- _Instructions to follow_: Set the listing down unchanged, minus every embedded image.

- _Listed records_:
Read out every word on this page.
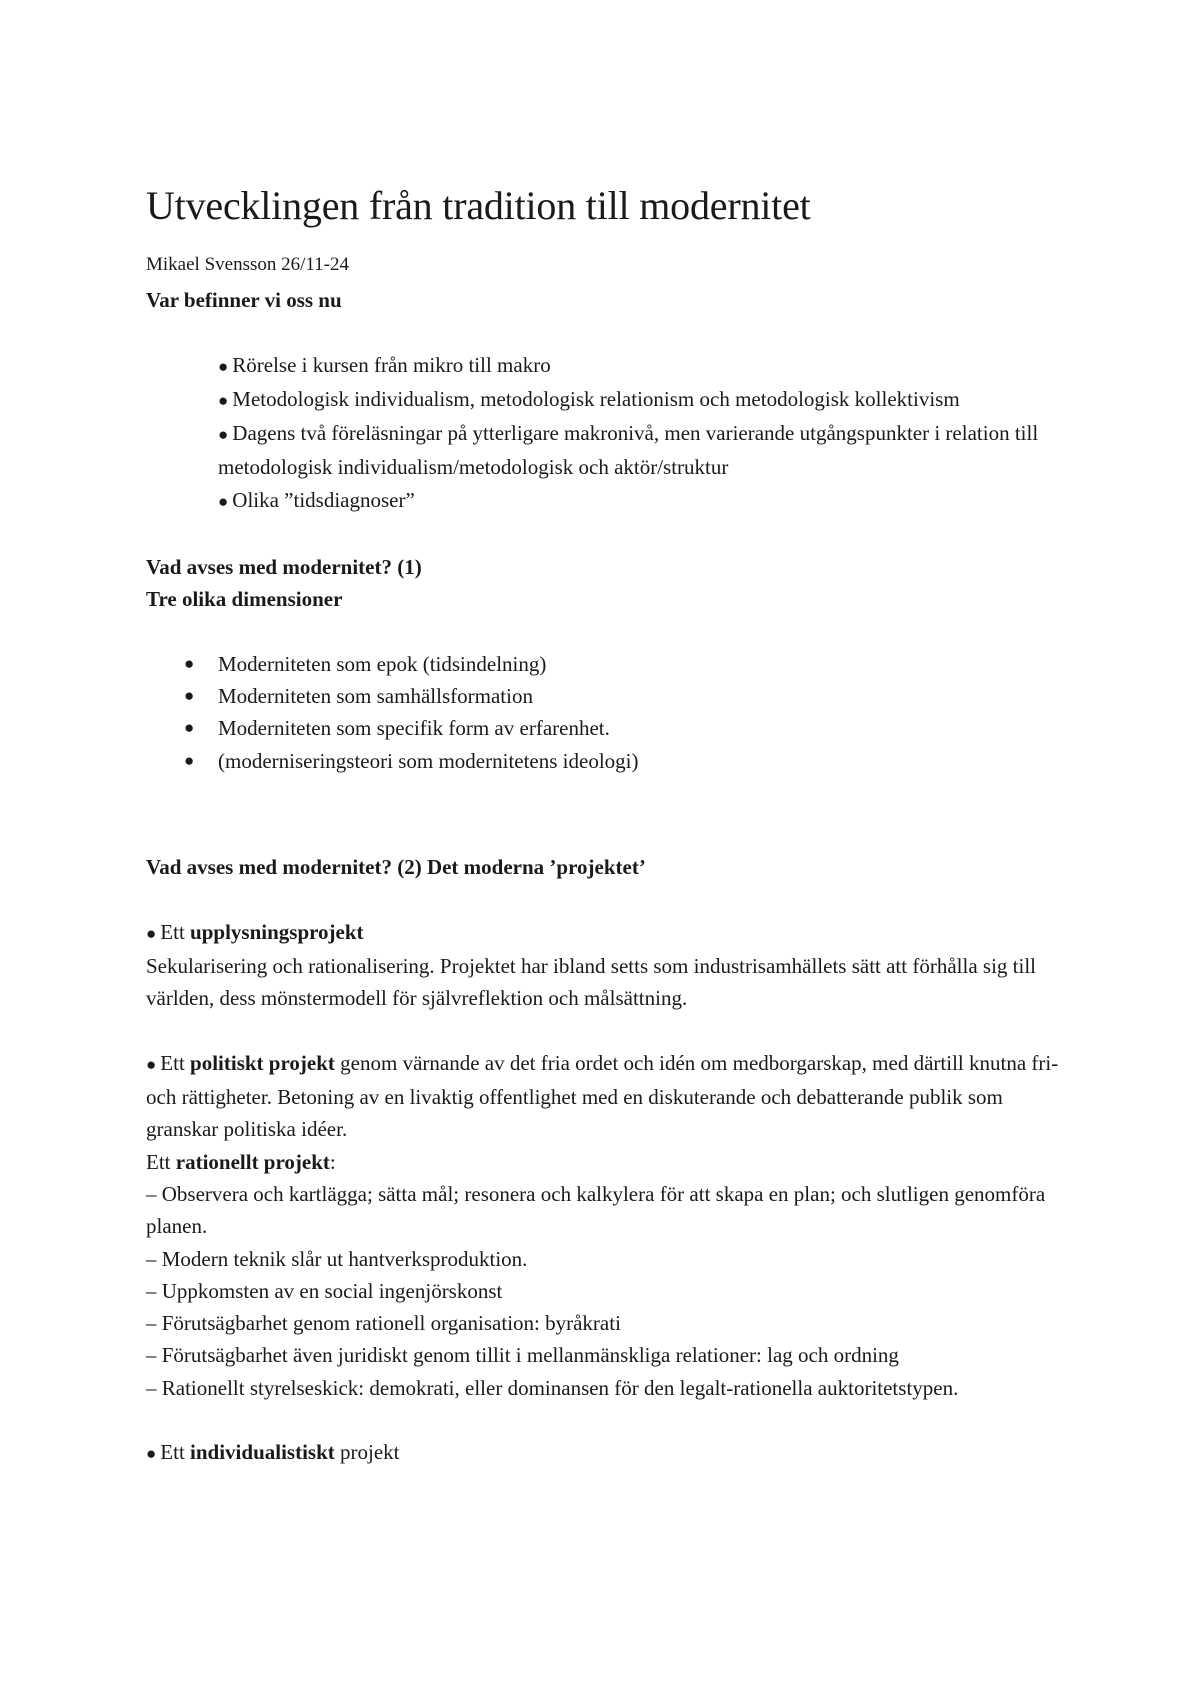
Utvecklingen från tradition till modernitet

Mikael Svensson 26/11-24

Var befinner vi oss nu

● Rörelse i kursen från mikro till makro

● Metodologisk individualism, metodologisk relationism och metodologisk kollektivism

● Dagens två föreläsningar på ytterligare makronivå, men varierande utgångspunkter i relation till metodologisk individualism/metodologisk och aktör/struktur

● Olika ”tidsdiagnoser”

Vad avses med modernitet? (1)

Tre olika dimensioner

● Moderniteten som epok (tidsindelning)
● Moderniteten som samhällsformation
● Moderniteten som specifik form av erfarenhet.
● (moderniseringsteori som modernitetens ideologi)

Vad avses med modernitet? (2) Det moderna ’projektet’

● Ett upplysningsprojekt

Sekularisering och rationalisering. Projektet har ibland setts som industrisamhällets sätt att förhålla sig till världen, dess mönstermodell för självreflektion och målsättning.

● Ett politiskt projekt genom värnande av det fria ordet och idén om medborgarskap, med därtill knutna fri- och rättigheter. Betoning av en livaktig offentlighet med en diskuterande och debatterande publik som granskar politiska idéer.

Ett rationellt projekt:

– Observera och kartlägga; sätta mål; resonera och kalkylera för att skapa en plan; och slutligen genomföra planen.

– Modern teknik slår ut hantverksproduktion.

– Uppkomsten av en social ingenjörskonst

– Förutsägbarhet genom rationell organisation: byråkrati

– Förutsägbarhet även juridiskt genom tillit i mellanmänskliga relationer: lag och ordning

– Rationellt styrelseskick: demokrati, eller dominansen för den legalt-rationella auktoritetstypen.

● Ett individualistiskt projekt
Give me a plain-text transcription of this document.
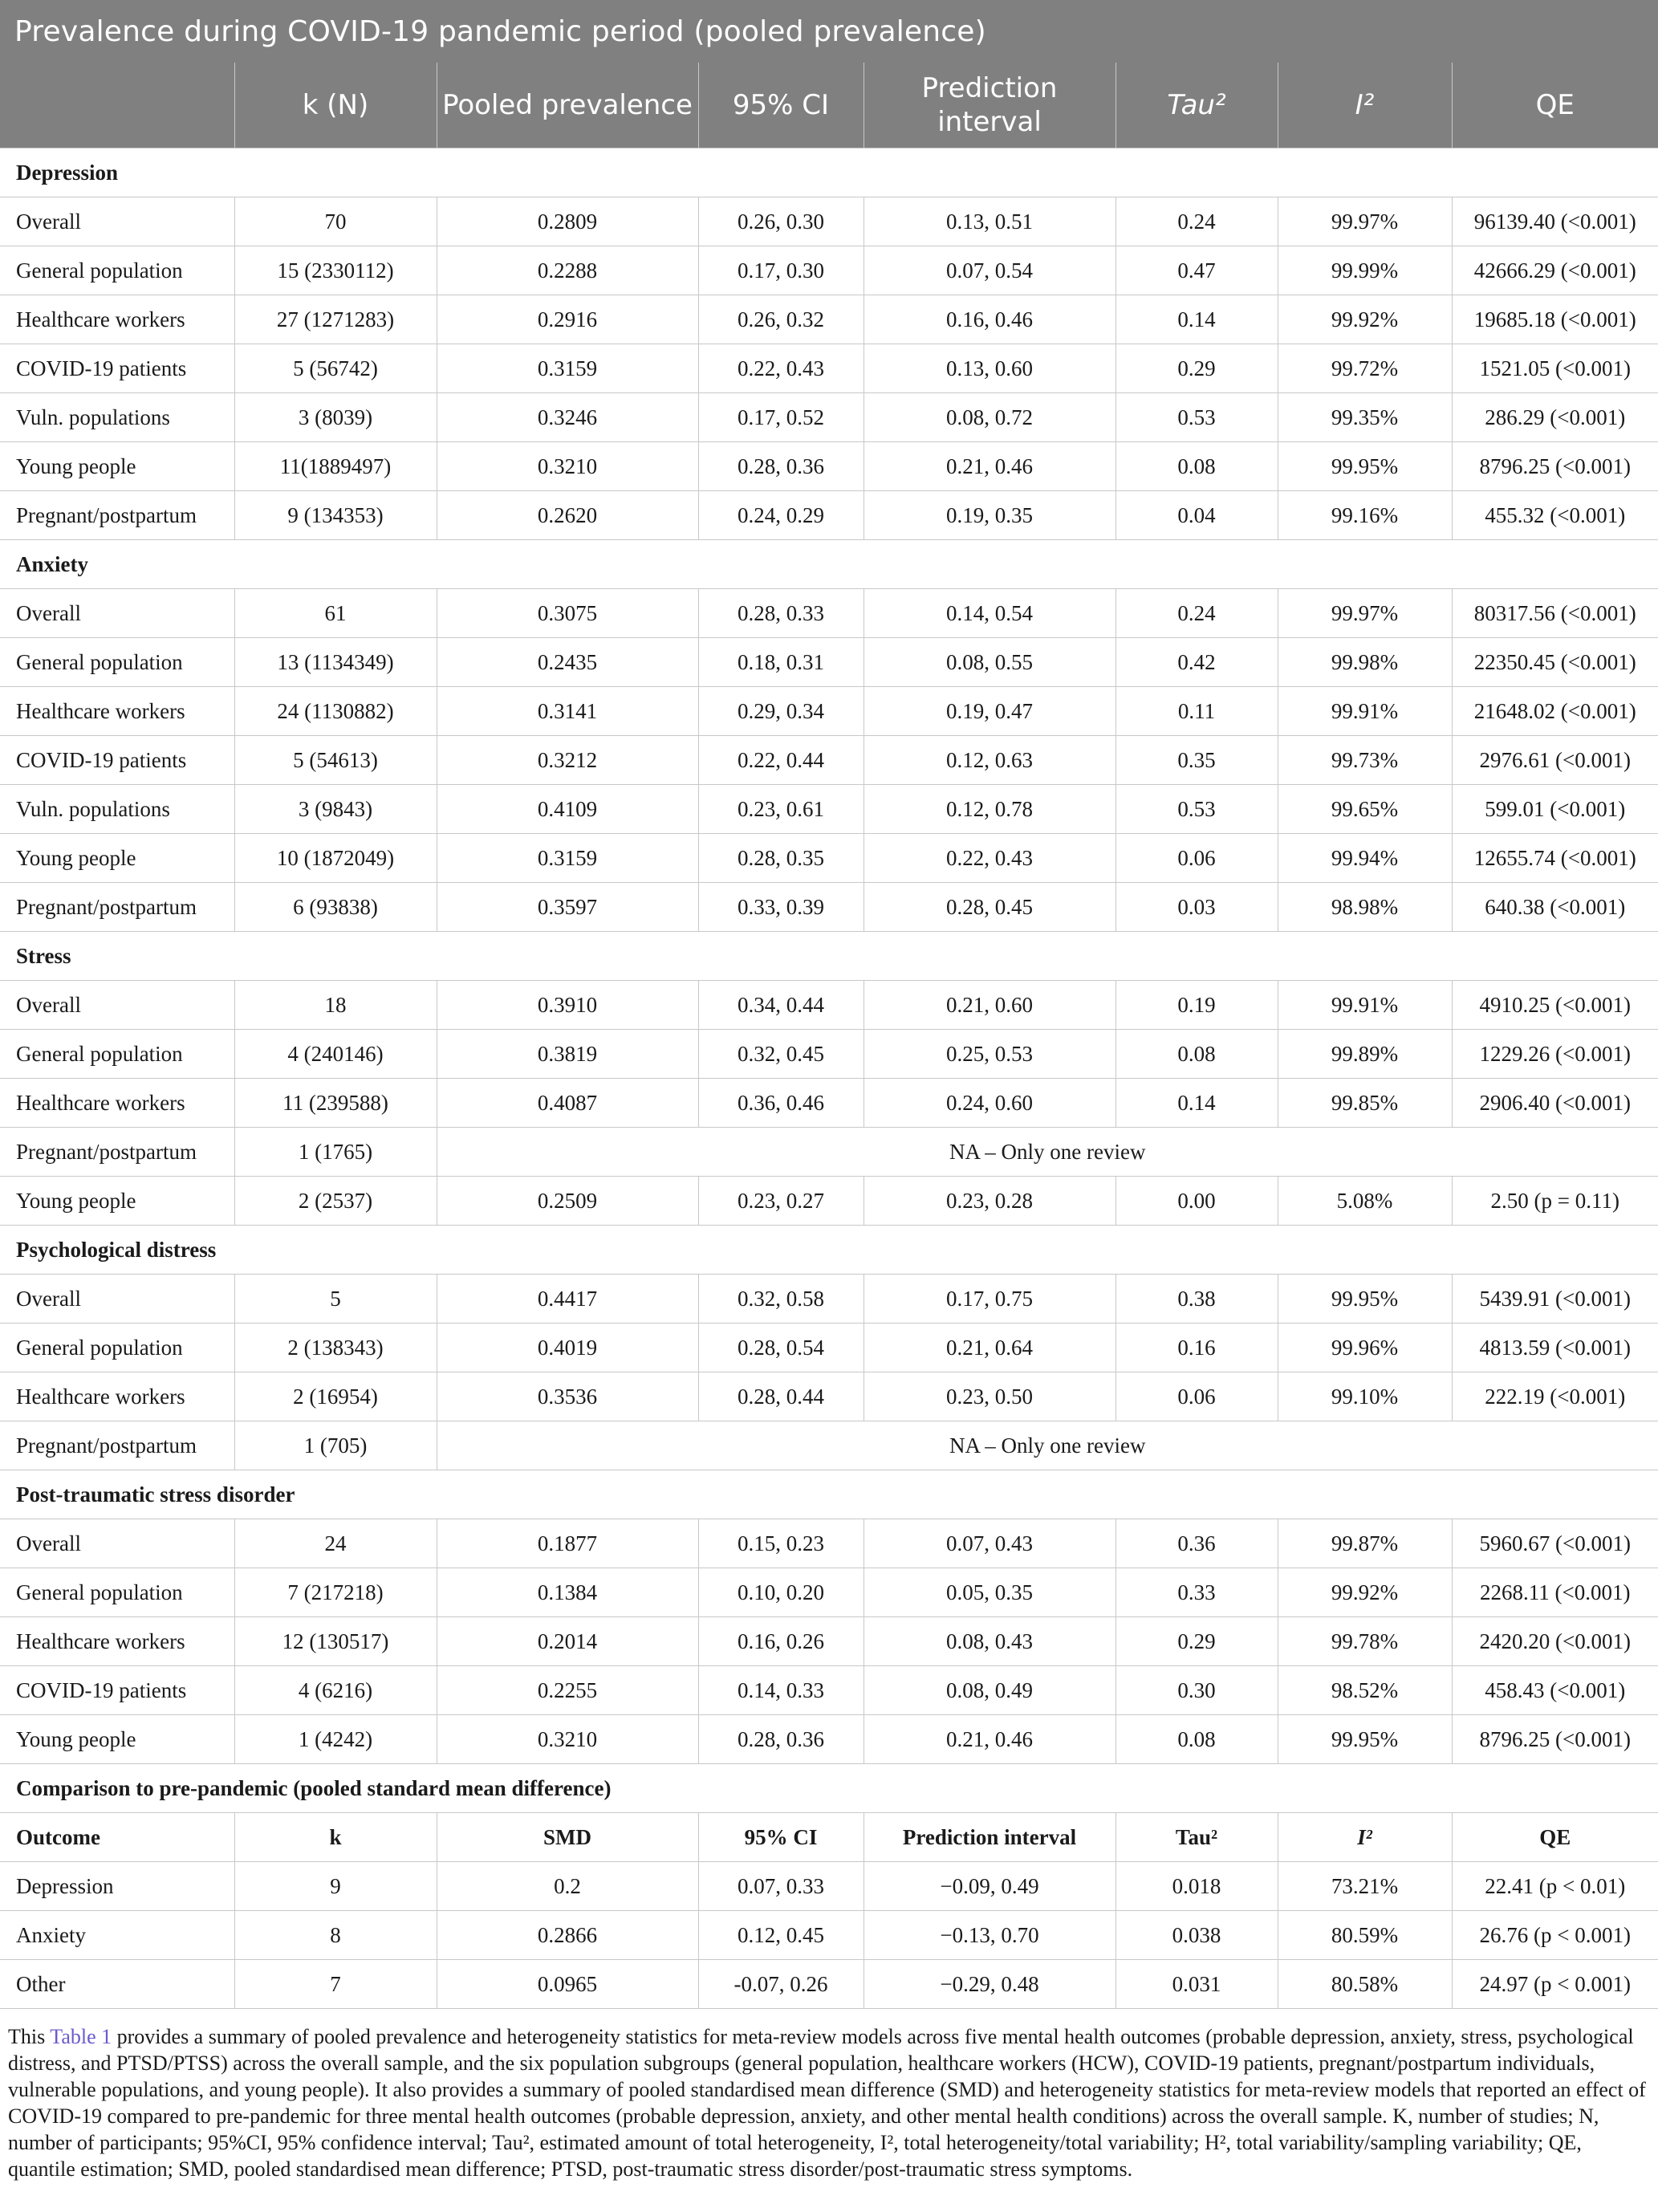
Prevalence during COVID-19 pandemic period (pooled prevalence)
	k (N)	Pooled prevalence	95% CI	Prediction interval	Tau²	I²	QE
Depression							
Overall	70	0.2809	0.26, 0.30	0.13, 0.51	0.24	99.97%	96139.40 (<0.001)
General population	15 (2330112)	0.2288	0.17, 0.30	0.07, 0.54	0.47	99.99%	42666.29 (<0.001)
Healthcare workers	27 (1271283)	0.2916	0.26, 0.32	0.16, 0.46	0.14	99.92%	19685.18 (<0.001)
COVID-19 patients	5 (56742)	0.3159	0.22, 0.43	0.13, 0.60	0.29	99.72%	1521.05 (<0.001)
Vuln. populations	3 (8039)	0.3246	0.17, 0.52	0.08, 0.72	0.53	99.35%	286.29 (<0.001)
Young people	11(1889497)	0.3210	0.28, 0.36	0.21, 0.46	0.08	99.95%	8796.25 (<0.001)
Pregnant/postpartum	9 (134353)	0.2620	0.24, 0.29	0.19, 0.35	0.04	99.16%	455.32 (<0.001)
Anxiety							
Overall	61	0.3075	0.28, 0.33	0.14, 0.54	0.24	99.97%	80317.56 (<0.001)
General population	13 (1134349)	0.2435	0.18, 0.31	0.08, 0.55	0.42	99.98%	22350.45 (<0.001)
Healthcare workers	24 (1130882)	0.3141	0.29, 0.34	0.19, 0.47	0.11	99.91%	21648.02 (<0.001)
COVID-19 patients	5 (54613)	0.3212	0.22, 0.44	0.12, 0.63	0.35	99.73%	2976.61 (<0.001)
Vuln. populations	3 (9843)	0.4109	0.23, 0.61	0.12, 0.78	0.53	99.65%	599.01 (<0.001)
Young people	10 (1872049)	0.3159	0.28, 0.35	0.22, 0.43	0.06	99.94%	12655.74 (<0.001)
Pregnant/postpartum	6 (93838)	0.3597	0.33, 0.39	0.28, 0.45	0.03	98.98%	640.38 (<0.001)
Stress							
Overall	18	0.3910	0.34, 0.44	0.21, 0.60	0.19	99.91%	4910.25 (<0.001)
General population	4 (240146)	0.3819	0.32, 0.45	0.25, 0.53	0.08	99.89%	1229.26 (<0.001)
Healthcare workers	11 (239588)	0.4087	0.36, 0.46	0.24, 0.60	0.14	99.85%	2906.40 (<0.001)
Pregnant/postpartum	1 (1765)	NA – Only one review					
Young people	2 (2537)	0.2509	0.23, 0.27	0.23, 0.28	0.00	5.08%	2.50 (p = 0.11)
Psychological distress							
Overall	5	0.4417	0.32, 0.58	0.17, 0.75	0.38	99.95%	5439.91 (<0.001)
General population	2 (138343)	0.4019	0.28, 0.54	0.21, 0.64	0.16	99.96%	4813.59 (<0.001)
Healthcare workers	2 (16954)	0.3536	0.28, 0.44	0.23, 0.50	0.06	99.10%	222.19 (<0.001)
Pregnant/postpartum	1 (705)	NA – Only one review					
Post-traumatic stress disorder							
Overall	24	0.1877	0.15, 0.23	0.07, 0.43	0.36	99.87%	5960.67 (<0.001)
General population	7 (217218)	0.1384	0.10, 0.20	0.05, 0.35	0.33	99.92%	2268.11 (<0.001)
Healthcare workers	12 (130517)	0.2014	0.16, 0.26	0.08, 0.43	0.29	99.78%	2420.20 (<0.001)
COVID-19 patients	4 (6216)	0.2255	0.14, 0.33	0.08, 0.49	0.30	98.52%	458.43 (<0.001)
Young people	1 (4242)	0.3210	0.28, 0.36	0.21, 0.46	0.08	99.95%	8796.25 (<0.001)
Comparison to pre-pandemic (pooled standard mean difference)							
Outcome	k	SMD	95% CI	Prediction interval	Tau²	I²	QE
Depression	9	0.2	0.07, 0.33	−0.09, 0.49	0.018	73.21%	22.41 (p < 0.01)
Anxiety	8	0.2866	0.12, 0.45	−0.13, 0.70	0.038	80.59%	26.76 (p < 0.001)
Other	7	0.0965	-0.07, 0.26	−0.29, 0.48	0.031	80.58%	24.97 (p < 0.001)
This Table 1 provides a summary of pooled prevalence and heterogeneity statistics for meta-review models across five mental health outcomes (probable depression, anxiety, stress, psychological distress, and PTSD/PTSS) across the overall sample, and the six population subgroups (general population, healthcare workers (HCW), COVID-19 patients, pregnant/postpartum individuals, vulnerable populations, and young people). It also provides a summary of pooled standardised mean difference (SMD) and heterogeneity statistics for meta-review models that reported an effect of COVID-19 compared to pre-pandemic for three mental health outcomes (probable depression, anxiety, and other mental health conditions) across the overall sample. K, number of studies; N, number of participants; 95%CI, 95% confidence interval; Tau², estimated amount of total heterogeneity, I², total heterogeneity/total variability; H², total variability/sampling variability; QE, quantile estimation; SMD, pooled standardised mean difference; PTSD, post-traumatic stress disorder/post-traumatic stress symptoms.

- _Result below_:
Read out every word on this page.
Utvecklingen från tradition till modernitet

Mikael Svensson 26/11-24

Var befinner vi oss nu

● Rörelse i kursen från mikro till makro

● Metodologisk individualism, metodologisk relationism och metodologisk kollektivism

● Dagens två föreläsningar på ytterligare makronivå, men varierande utgångspunkter i relation till metodologisk individualism/metodologisk och aktör/struktur

● Olika ”tidsdiagnoser”

Vad avses med modernitet? (1)

Tre olika dimensioner

● Moderniteten som epok (tidsindelning)
● Moderniteten som samhällsformation
● Moderniteten som specifik form av erfarenhet.
● (moderniseringsteori som modernitetens ideologi)

Vad avses med modernitet? (2) Det moderna ’projektet’

● Ett upplysningsprojekt

Sekularisering och rationalisering. Projektet har ibland setts som industrisamhällets sätt att förhålla sig till världen, dess mönstermodell för självreflektion och målsättning.

● Ett politiskt projekt genom värnande av det fria ordet och idén om medborgarskap, med därtill knutna fri- och rättigheter. Betoning av en livaktig offentlighet med en diskuterande och debatterande publik som granskar politiska idéer.

Ett rationellt projekt:

– Observera och kartlägga; sätta mål; resonera och kalkylera för att skapa en plan; och slutligen genomföra planen.

– Modern teknik slår ut hantverksproduktion.

– Uppkomsten av en social ingenjörskonst

– Förutsägbarhet genom rationell organisation: byråkrati

– Förutsägbarhet även juridiskt genom tillit i mellanmänskliga relationer: lag och ordning

– Rationellt styrelseskick: demokrati, eller dominansen för den legalt-rationella auktoritetstypen.

● Ett individualistiskt projekt
Give me a plain-text transcription of this document.
Prevalence during COVID-19 pandemic period (pooled prevalence)
	k (N)	Pooled prevalence	95% CI	Prediction interval	Tau²	I²	QE
Depression							
Overall	70	0.2809	0.26, 0.30	0.13, 0.51	0.24	99.97%	96139.40 (<0.001)
General population	15 (2330112)	0.2288	0.17, 0.30	0.07, 0.54	0.47	99.99%	42666.29 (<0.001)
Healthcare workers	27 (1271283)	0.2916	0.26, 0.32	0.16, 0.46	0.14	99.92%	19685.18 (<0.001)
COVID-19 patients	5 (56742)	0.3159	0.22, 0.43	0.13, 0.60	0.29	99.72%	1521.05 (<0.001)
Vuln. populations	3 (8039)	0.3246	0.17, 0.52	0.08, 0.72	0.53	99.35%	286.29 (<0.001)
Young people	11(1889497)	0.3210	0.28, 0.36	0.21, 0.46	0.08	99.95%	8796.25 (<0.001)
Pregnant/postpartum	9 (134353)	0.2620	0.24, 0.29	0.19, 0.35	0.04	99.16%	455.32 (<0.001)
Anxiety							
Overall	61	0.3075	0.28, 0.33	0.14, 0.54	0.24	99.97%	80317.56 (<0.001)
General population	13 (1134349)	0.2435	0.18, 0.31	0.08, 0.55	0.42	99.98%	22350.45 (<0.001)
Healthcare workers	24 (1130882)	0.3141	0.29, 0.34	0.19, 0.47	0.11	99.91%	21648.02 (<0.001)
COVID-19 patients	5 (54613)	0.3212	0.22, 0.44	0.12, 0.63	0.35	99.73%	2976.61 (<0.001)
Vuln. populations	3 (9843)	0.4109	0.23, 0.61	0.12, 0.78	0.53	99.65%	599.01 (<0.001)
Young people	10 (1872049)	0.3159	0.28, 0.35	0.22, 0.43	0.06	99.94%	12655.74 (<0.001)
Pregnant/postpartum	6 (93838)	0.3597	0.33, 0.39	0.28, 0.45	0.03	98.98%	640.38 (<0.001)
Stress							
Overall	18	0.3910	0.34, 0.44	0.21, 0.60	0.19	99.91%	4910.25 (<0.001)
General population	4 (240146)	0.3819	0.32, 0.45	0.25, 0.53	0.08	99.89%	1229.26 (<0.001)
Healthcare workers	11 (239588)	0.4087	0.36, 0.46	0.24, 0.60	0.14	99.85%	2906.40 (<0.001)
Pregnant/postpartum	1 (1765)	NA – Only one review					
Young people	2 (2537)	0.2509	0.23, 0.27	0.23, 0.28	0.00	5.08%	2.50 (p = 0.11)
Psychological distress							
Overall	5	0.4417	0.32, 0.58	0.17, 0.75	0.38	99.95%	5439.91 (<0.001)
General population	2 (138343)	0.4019	0.28, 0.54	0.21, 0.64	0.16	99.96%	4813.59 (<0.001)
Healthcare workers	2 (16954)	0.3536	0.28, 0.44	0.23, 0.50	0.06	99.10%	222.19 (<0.001)
Pregnant/postpartum	1 (705)	NA – Only one review					
Post-traumatic stress disorder							
Overall	24	0.1877	0.15, 0.23	0.07, 0.43	0.36	99.87%	5960.67 (<0.001)
General population	7 (217218)	0.1384	0.10, 0.20	0.05, 0.35	0.33	99.92%	2268.11 (<0.001)
Healthcare workers	12 (130517)	0.2014	0.16, 0.26	0.08, 0.43	0.29	99.78%	2420.20 (<0.001)
COVID-19 patients	4 (6216)	0.2255	0.14, 0.33	0.08, 0.49	0.30	98.52%	458.43 (<0.001)
Young people	1 (4242)	0.3210	0.28, 0.36	0.21, 0.46	0.08	99.95%	8796.25 (<0.001)
Comparison to pre-pandemic (pooled standard mean difference)							
Outcome	k	SMD	95% CI	Prediction interval	Tau²	I²	QE
Depression	9	0.2	0.07, 0.33	−0.09, 0.49	0.018	73.21%	22.41 (p < 0.01)
Anxiety	8	0.2866	0.12, 0.45	−0.13, 0.70	0.038	80.59%	26.76 (p < 0.001)
Other	7	0.0965	-0.07, 0.26	−0.29, 0.48	0.031	80.58%	24.97 (p < 0.001)
This Table 1 provides a summary of pooled prevalence and heterogeneity statistics for meta-review models across five mental health outcomes (probable depression, anxiety, stress, psychological distress, and PTSD/PTSS) across the overall sample, and the six population subgroups (general population, healthcare workers (HCW), COVID-19 patients, pregnant/postpartum individuals, vulnerable populations, and young people). It also provides a summary of pooled standardised mean difference (SMD) and heterogeneity statistics for meta-review models that reported an effect of COVID-19 compared to pre-pandemic for three mental health outcomes (probable depression, anxiety, and other mental health conditions) across the overall sample. K, number of studies; N, number of participants; 95%CI, 95% confidence interval; Tau², estimated amount of total heterogeneity, I², total heterogeneity/total variability; H², total variability/sampling variability; QE, quantile estimation; SMD, pooled standardised mean difference; PTSD, post-traumatic stress disorder/post-traumatic stress symptoms.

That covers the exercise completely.